- [AVAILABLE DATA]
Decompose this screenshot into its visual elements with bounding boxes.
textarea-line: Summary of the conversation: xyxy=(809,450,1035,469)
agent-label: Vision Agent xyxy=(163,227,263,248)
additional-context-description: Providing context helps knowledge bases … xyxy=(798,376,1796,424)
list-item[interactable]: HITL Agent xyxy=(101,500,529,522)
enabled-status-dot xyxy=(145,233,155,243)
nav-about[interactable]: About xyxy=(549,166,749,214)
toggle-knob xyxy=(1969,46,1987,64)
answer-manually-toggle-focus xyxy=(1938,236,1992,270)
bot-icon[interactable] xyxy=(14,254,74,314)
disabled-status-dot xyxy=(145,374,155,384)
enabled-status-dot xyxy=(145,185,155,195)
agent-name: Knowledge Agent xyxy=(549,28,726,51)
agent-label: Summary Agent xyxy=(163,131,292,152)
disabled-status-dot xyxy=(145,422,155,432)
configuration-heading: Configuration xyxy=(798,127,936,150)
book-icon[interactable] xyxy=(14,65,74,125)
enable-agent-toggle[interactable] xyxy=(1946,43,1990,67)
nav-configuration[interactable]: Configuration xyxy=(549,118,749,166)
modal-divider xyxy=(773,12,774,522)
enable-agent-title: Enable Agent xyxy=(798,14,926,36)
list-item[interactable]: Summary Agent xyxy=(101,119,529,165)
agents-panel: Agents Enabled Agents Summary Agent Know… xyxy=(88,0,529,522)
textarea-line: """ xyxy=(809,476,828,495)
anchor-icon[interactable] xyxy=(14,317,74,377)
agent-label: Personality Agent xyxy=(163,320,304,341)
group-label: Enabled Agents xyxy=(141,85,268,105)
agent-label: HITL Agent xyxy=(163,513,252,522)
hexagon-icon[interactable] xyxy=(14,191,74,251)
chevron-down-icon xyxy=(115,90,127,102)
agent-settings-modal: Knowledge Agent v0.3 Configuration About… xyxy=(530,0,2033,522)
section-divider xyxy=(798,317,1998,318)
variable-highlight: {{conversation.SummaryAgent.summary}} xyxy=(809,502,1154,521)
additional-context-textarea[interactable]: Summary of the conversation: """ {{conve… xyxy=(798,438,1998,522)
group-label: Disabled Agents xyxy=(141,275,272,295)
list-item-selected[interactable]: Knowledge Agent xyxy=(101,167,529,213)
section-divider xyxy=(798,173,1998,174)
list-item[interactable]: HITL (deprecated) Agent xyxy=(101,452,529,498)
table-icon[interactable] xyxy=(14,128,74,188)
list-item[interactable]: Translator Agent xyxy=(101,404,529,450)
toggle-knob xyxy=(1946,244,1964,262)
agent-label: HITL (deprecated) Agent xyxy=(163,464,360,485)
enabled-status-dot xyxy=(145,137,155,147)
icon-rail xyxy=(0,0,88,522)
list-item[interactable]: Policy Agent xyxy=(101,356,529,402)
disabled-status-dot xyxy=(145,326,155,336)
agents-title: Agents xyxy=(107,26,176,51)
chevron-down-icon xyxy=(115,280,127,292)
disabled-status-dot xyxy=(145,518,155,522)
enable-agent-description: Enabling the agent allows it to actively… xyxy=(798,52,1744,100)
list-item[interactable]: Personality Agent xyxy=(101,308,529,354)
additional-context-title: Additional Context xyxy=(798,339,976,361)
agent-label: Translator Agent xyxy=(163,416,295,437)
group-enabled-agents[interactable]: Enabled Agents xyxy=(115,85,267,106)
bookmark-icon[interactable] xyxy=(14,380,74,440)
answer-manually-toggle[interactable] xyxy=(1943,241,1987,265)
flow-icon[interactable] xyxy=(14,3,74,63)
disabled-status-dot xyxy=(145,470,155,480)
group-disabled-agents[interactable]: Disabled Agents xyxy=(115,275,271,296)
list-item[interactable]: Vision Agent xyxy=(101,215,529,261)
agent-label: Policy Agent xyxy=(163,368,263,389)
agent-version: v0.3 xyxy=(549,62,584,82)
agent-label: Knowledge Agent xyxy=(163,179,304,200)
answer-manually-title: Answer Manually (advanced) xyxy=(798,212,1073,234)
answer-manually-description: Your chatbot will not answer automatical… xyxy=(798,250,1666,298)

- [WHAT IS NEEDED] Can you reproduce the items word for word, starting with the first one and going on through the line that contains "additional-context-description: Providing context"?

- [THE ANSWER]
Decompose this screenshot into its visual elements with bounding boxes.
textarea-line: Summary of the conversation: xyxy=(809,450,1035,469)
agent-label: Vision Agent xyxy=(163,227,263,248)
additional-context-description: Providing context helps knowledge bases … xyxy=(798,376,1796,424)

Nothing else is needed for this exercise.